Task description
Show all lines of the listing that hold the word "Other".

(Dataset items)
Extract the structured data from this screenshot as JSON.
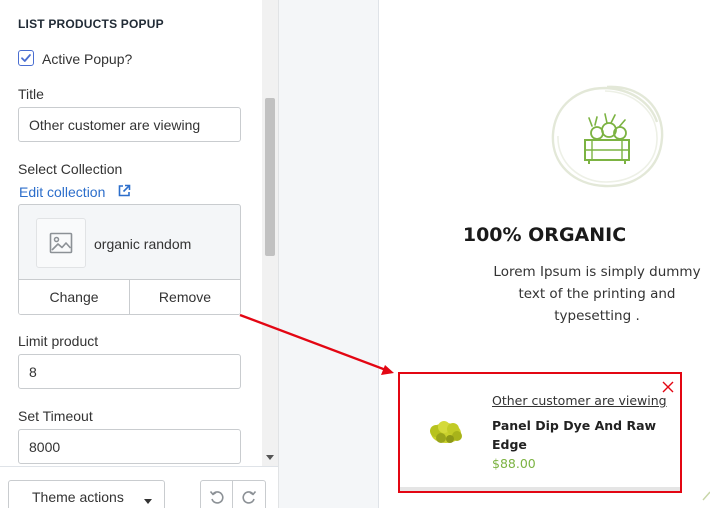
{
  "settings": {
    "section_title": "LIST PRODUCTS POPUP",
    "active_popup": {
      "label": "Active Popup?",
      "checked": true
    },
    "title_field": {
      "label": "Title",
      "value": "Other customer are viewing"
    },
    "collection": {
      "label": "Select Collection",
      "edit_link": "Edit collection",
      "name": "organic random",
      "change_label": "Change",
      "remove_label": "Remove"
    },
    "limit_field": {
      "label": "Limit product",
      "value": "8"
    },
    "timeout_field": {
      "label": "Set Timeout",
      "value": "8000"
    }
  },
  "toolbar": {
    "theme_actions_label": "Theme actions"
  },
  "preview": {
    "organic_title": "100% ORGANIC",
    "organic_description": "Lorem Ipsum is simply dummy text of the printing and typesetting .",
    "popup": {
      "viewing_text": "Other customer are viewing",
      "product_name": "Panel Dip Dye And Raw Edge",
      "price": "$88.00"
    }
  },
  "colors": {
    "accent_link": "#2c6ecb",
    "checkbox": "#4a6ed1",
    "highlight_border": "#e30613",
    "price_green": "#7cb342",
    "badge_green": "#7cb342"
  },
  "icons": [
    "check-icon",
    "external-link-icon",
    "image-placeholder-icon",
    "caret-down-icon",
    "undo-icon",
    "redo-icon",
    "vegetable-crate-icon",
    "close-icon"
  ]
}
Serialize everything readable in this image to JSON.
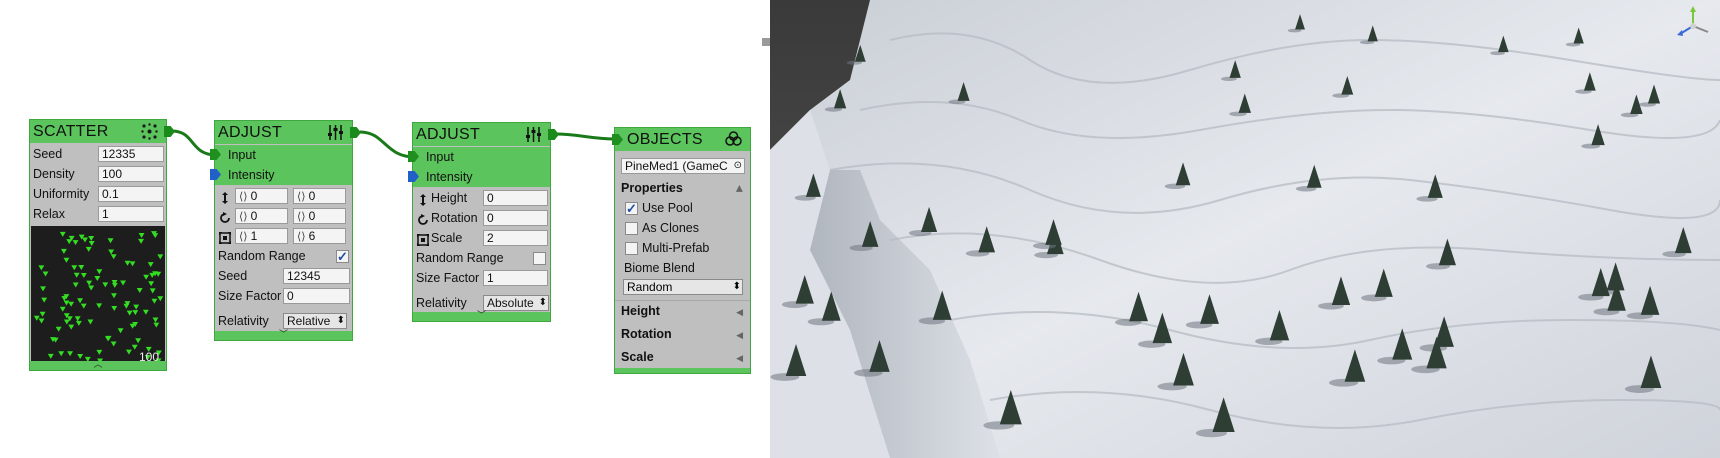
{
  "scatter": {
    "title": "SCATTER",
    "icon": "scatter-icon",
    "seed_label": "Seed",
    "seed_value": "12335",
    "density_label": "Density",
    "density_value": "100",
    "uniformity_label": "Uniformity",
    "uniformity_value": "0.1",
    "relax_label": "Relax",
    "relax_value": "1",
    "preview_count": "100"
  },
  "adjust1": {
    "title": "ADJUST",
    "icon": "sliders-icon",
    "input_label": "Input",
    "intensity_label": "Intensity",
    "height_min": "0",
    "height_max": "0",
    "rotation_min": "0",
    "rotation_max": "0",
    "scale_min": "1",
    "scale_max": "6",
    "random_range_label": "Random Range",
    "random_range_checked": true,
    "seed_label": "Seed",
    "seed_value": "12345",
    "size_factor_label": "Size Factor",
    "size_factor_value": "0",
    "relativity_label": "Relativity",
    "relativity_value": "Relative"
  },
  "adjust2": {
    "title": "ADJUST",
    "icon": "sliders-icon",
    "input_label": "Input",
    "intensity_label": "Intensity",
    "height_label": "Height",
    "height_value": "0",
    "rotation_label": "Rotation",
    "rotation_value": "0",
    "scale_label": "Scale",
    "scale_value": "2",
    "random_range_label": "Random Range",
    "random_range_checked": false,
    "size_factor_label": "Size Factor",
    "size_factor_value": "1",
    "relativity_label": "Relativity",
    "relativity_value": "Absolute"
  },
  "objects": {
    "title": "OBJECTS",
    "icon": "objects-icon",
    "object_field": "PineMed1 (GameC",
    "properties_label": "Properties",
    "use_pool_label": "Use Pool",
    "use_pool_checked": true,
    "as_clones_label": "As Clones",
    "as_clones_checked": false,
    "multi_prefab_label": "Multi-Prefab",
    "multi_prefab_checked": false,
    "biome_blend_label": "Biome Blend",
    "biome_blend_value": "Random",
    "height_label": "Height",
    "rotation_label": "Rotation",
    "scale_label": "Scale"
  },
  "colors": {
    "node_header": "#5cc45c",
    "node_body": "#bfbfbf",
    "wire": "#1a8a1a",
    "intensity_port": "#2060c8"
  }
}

Solution below
      "value": "Other customer are viewing"
      "viewing_text": "Other customer are viewing",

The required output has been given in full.